--- Records ---

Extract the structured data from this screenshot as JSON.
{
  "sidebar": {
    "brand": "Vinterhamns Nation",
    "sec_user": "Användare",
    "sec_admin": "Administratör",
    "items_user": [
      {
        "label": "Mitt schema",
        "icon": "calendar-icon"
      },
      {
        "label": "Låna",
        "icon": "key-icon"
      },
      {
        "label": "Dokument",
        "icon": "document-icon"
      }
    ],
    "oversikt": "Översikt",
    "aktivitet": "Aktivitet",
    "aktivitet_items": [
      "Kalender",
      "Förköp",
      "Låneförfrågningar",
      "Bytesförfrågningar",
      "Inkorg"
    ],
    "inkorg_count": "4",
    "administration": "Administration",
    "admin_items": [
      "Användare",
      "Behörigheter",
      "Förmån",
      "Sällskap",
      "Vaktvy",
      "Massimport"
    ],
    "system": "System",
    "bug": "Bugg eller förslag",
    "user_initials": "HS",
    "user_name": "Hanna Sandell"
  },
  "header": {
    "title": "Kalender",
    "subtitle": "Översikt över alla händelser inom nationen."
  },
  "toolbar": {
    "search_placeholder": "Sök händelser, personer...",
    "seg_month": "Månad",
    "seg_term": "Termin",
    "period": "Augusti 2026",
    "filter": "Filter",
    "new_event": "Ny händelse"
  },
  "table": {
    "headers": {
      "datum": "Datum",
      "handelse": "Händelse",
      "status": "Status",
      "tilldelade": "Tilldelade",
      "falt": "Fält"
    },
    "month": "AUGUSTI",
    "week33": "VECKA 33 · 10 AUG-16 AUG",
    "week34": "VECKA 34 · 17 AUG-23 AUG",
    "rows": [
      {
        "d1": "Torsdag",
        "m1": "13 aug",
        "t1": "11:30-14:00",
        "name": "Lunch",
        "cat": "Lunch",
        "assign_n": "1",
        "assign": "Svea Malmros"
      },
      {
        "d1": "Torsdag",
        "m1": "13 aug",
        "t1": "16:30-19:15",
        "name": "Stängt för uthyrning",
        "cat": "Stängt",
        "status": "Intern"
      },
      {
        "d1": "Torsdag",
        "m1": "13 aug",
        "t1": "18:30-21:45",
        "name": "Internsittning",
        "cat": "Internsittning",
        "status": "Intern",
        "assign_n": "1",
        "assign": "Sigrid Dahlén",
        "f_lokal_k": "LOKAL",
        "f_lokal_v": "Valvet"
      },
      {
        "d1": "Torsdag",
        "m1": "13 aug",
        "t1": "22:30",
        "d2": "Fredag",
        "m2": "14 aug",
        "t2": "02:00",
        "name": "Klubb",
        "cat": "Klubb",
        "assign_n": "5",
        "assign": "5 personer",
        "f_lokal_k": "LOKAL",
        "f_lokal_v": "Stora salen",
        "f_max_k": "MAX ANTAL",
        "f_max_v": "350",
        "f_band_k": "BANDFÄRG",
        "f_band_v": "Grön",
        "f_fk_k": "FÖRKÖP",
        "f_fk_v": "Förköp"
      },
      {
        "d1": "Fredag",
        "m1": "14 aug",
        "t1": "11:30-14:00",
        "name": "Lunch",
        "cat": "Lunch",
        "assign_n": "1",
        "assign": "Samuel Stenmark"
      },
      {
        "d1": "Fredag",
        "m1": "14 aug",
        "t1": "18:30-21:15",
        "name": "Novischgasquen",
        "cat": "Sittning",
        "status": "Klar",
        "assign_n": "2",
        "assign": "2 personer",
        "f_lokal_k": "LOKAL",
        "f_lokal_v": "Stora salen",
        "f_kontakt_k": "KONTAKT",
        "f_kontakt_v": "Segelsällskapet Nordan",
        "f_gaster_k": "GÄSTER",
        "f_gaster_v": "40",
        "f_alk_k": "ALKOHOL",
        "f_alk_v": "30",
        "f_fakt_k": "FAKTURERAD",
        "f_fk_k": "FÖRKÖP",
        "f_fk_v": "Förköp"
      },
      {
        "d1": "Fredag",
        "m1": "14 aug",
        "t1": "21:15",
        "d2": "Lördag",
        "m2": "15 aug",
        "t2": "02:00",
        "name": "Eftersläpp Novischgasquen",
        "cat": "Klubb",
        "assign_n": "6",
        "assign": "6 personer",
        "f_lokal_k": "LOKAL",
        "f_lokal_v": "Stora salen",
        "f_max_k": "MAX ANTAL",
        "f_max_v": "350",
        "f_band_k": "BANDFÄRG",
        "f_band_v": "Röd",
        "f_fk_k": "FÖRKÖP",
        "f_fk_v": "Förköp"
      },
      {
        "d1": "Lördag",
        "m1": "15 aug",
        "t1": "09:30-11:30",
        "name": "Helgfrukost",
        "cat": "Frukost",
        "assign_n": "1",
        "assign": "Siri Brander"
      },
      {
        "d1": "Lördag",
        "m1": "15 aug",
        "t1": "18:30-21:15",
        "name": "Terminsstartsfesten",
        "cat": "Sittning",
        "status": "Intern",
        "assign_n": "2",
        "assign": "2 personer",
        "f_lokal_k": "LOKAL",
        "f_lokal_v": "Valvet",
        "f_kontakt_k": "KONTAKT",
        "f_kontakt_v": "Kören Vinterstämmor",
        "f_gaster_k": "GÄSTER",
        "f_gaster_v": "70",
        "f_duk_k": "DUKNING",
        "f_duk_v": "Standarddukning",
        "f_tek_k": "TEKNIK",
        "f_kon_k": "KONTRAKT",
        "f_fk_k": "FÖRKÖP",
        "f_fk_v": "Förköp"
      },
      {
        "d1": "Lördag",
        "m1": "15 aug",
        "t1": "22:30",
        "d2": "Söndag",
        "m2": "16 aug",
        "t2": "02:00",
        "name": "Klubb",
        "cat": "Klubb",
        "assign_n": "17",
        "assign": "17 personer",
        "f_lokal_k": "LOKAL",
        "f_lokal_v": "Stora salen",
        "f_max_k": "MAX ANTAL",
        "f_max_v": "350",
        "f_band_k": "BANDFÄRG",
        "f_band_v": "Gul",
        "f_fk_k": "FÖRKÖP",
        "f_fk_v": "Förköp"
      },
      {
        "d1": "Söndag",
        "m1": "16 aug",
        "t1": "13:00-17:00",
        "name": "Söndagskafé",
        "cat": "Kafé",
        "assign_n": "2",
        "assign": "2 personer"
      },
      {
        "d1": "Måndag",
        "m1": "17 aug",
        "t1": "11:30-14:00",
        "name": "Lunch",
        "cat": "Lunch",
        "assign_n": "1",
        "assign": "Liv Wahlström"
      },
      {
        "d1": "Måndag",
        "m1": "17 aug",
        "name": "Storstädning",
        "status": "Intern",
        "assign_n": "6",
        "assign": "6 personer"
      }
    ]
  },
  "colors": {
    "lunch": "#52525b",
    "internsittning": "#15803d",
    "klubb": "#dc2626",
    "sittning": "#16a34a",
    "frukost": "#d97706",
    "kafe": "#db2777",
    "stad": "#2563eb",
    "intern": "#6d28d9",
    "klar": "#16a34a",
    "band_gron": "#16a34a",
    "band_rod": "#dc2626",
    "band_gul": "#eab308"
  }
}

---

What you should do
Reproduce the data in its entirety, matching each character.

Task response
Extract the structured data from this screenshot as JSON.
{
  "sidebar": {
    "brand": "Vinterhamns Nation",
    "sec_user": "Användare",
    "sec_admin": "Administratör",
    "items_user": [
      {
        "label": "Mitt schema",
        "icon": "calendar-icon"
      },
      {
        "label": "Låna",
        "icon": "key-icon"
      },
      {
        "label": "Dokument",
        "icon": "document-icon"
      }
    ],
    "oversikt": "Översikt",
    "aktivitet": "Aktivitet",
    "aktivitet_items": [
      "Kalender",
      "Förköp",
      "Låneförfrågningar",
      "Bytesförfrågningar",
      "Inkorg"
    ],
    "inkorg_count": "4",
    "administration": "Administration",
    "admin_items": [
      "Användare",
      "Behörigheter",
      "Förmån",
      "Sällskap",
      "Vaktvy",
      "Massimport"
    ],
    "system": "System",
    "bug": "Bugg eller förslag",
    "user_initials": "HS",
    "user_name": "Hanna Sandell"
  },
  "header": {
    "title": "Kalender",
    "subtitle": "Översikt över alla händelser inom nationen."
  },
  "toolbar": {
    "search_placeholder": "Sök händelser, personer...",
    "seg_month": "Månad",
    "seg_term": "Termin",
    "period": "Augusti 2026",
    "filter": "Filter",
    "new_event": "Ny händelse"
  },
  "table": {
    "headers": {
      "datum": "Datum",
      "handelse": "Händelse",
      "status": "Status",
      "tilldelade": "Tilldelade",
      "falt": "Fält"
    },
    "month": "AUGUSTI",
    "week33": "VECKA 33 · 10 AUG-16 AUG",
    "week34": "VECKA 34 · 17 AUG-23 AUG",
    "rows": [
      {
        "d1": "Torsdag",
        "m1": "13 aug",
        "t1": "11:30-14:00",
        "name": "Lunch",
        "cat": "Lunch",
        "assign_n": "1",
        "assign": "Svea Malmros"
      },
      {
        "d1": "Torsdag",
        "m1": "13 aug",
        "t1": "16:30-19:15",
        "name": "Stängt för uthyrning",
        "cat": "Stängt",
        "status": "Intern"
      },
      {
        "d1": "Torsdag",
        "m1": "13 aug",
        "t1": "18:30-21:45",
        "name": "Internsittning",
        "cat": "Internsittning",
        "status": "Intern",
        "assign_n": "1",
        "assign": "Sigrid Dahlén",
        "f_lokal_k": "LOKAL",
        "f_lokal_v": "Valvet"
      },
      {
        "d1": "Torsdag",
        "m1": "13 aug",
        "t1": "22:30",
        "d2": "Fredag",
        "m2": "14 aug",
        "t2": "02:00",
        "name": "Klubb",
        "cat": "Klubb",
        "assign_n": "5",
        "assign": "5 personer",
        "f_lokal_k": "LOKAL",
        "f_lokal_v": "Stora salen",
        "f_max_k": "MAX ANTAL",
        "f_max_v": "350",
        "f_band_k": "BANDFÄRG",
        "f_band_v": "Grön",
        "f_fk_k": "FÖRKÖP",
        "f_fk_v": "Förköp"
      },
      {
        "d1": "Fredag",
        "m1": "14 aug",
        "t1": "11:30-14:00",
        "name": "Lunch",
        "cat": "Lunch",
        "assign_n": "1",
        "assign": "Samuel Stenmark"
      },
      {
        "d1": "Fredag",
        "m1": "14 aug",
        "t1": "18:30-21:15",
        "name": "Novischgasquen",
        "cat": "Sittning",
        "status": "Klar",
        "assign_n": "2",
        "assign": "2 personer",
        "f_lokal_k": "LOKAL",
        "f_lokal_v": "Stora salen",
        "f_kontakt_k": "KONTAKT",
        "f_kontakt_v": "Segelsällskapet Nordan",
        "f_gaster_k": "GÄSTER",
        "f_gaster_v": "40",
        "f_alk_k": "ALKOHOL",
        "f_alk_v": "30",
        "f_fakt_k": "FAKTURERAD",
        "f_fk_k": "FÖRKÖP",
        "f_fk_v": "Förköp"
      },
      {
        "d1": "Fredag",
        "m1": "14 aug",
        "t1": "21:15",
        "d2": "Lördag",
        "m2": "15 aug",
        "t2": "02:00",
        "name": "Eftersläpp Novischgasquen",
        "cat": "Klubb",
        "assign_n": "6",
        "assign": "6 personer",
        "f_lokal_k": "LOKAL",
        "f_lokal_v": "Stora salen",
        "f_max_k": "MAX ANTAL",
        "f_max_v": "350",
        "f_band_k": "BANDFÄRG",
        "f_band_v": "Röd",
        "f_fk_k": "FÖRKÖP",
        "f_fk_v": "Förköp"
      },
      {
        "d1": "Lördag",
        "m1": "15 aug",
        "t1": "09:30-11:30",
        "name": "Helgfrukost",
        "cat": "Frukost",
        "assign_n": "1",
        "assign": "Siri Brander"
      },
      {
        "d1": "Lördag",
        "m1": "15 aug",
        "t1": "18:30-21:15",
        "name": "Terminsstartsfesten",
        "cat": "Sittning",
        "status": "Intern",
        "assign_n": "2",
        "assign": "2 personer",
        "f_lokal_k": "LOKAL",
        "f_lokal_v": "Valvet",
        "f_kontakt_k": "KONTAKT",
        "f_kontakt_v": "Kören Vinterstämmor",
        "f_gaster_k": "GÄSTER",
        "f_gaster_v": "70",
        "f_duk_k": "DUKNING",
        "f_duk_v": "Standarddukning",
        "f_tek_k": "TEKNIK",
        "f_kon_k": "KONTRAKT",
        "f_fk_k": "FÖRKÖP",
        "f_fk_v": "Förköp"
      },
      {
        "d1": "Lördag",
        "m1": "15 aug",
        "t1": "22:30",
        "d2": "Söndag",
        "m2": "16 aug",
        "t2": "02:00",
        "name": "Klubb",
        "cat": "Klubb",
        "assign_n": "17",
        "assign": "17 personer",
        "f_lokal_k": "LOKAL",
        "f_lokal_v": "Stora salen",
        "f_max_k": "MAX ANTAL",
        "f_max_v": "350",
        "f_band_k": "BANDFÄRG",
        "f_band_v": "Gul",
        "f_fk_k": "FÖRKÖP",
        "f_fk_v": "Förköp"
      },
      {
        "d1": "Söndag",
        "m1": "16 aug",
        "t1": "13:00-17:00",
        "name": "Söndagskafé",
        "cat": "Kafé",
        "assign_n": "2",
        "assign": "2 personer"
      },
      {
        "d1": "Måndag",
        "m1": "17 aug",
        "t1": "11:30-14:00",
        "name": "Lunch",
        "cat": "Lunch",
        "assign_n": "1",
        "assign": "Liv Wahlström"
      },
      {
        "d1": "Måndag",
        "m1": "17 aug",
        "name": "Storstädning",
        "status": "Intern",
        "assign_n": "6",
        "assign": "6 personer"
      }
    ]
  },
  "colors": {
    "lunch": "#52525b",
    "internsittning": "#15803d",
    "klubb": "#dc2626",
    "sittning": "#16a34a",
    "frukost": "#d97706",
    "kafe": "#db2777",
    "stad": "#2563eb",
    "intern": "#6d28d9",
    "klar": "#16a34a",
    "band_gron": "#16a34a",
    "band_rod": "#dc2626",
    "band_gul": "#eab308"
  }
}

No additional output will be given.